#### STORED ROWS:
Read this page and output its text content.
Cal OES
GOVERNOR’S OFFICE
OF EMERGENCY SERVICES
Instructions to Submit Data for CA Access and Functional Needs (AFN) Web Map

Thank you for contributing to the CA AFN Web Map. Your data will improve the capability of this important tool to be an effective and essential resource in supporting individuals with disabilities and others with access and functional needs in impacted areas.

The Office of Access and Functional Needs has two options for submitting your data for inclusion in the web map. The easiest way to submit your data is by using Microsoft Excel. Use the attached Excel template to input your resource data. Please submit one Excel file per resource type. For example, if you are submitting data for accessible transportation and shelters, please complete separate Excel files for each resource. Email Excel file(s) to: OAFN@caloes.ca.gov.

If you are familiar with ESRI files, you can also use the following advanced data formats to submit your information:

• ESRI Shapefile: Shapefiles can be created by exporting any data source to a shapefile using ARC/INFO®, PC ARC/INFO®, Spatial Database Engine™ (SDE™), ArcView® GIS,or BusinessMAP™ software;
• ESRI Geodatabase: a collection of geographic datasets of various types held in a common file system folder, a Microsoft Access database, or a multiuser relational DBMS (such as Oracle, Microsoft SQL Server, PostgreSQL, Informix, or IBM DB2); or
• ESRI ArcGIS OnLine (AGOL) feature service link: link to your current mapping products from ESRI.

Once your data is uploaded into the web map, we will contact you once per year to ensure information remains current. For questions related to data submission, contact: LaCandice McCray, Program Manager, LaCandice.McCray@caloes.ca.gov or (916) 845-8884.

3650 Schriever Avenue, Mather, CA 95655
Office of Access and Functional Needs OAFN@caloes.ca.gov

#### STATED GOAL:
Tally the lines in this data that hold the word "resource" and state only the count.

#### COMPLETE RESPONSE:
2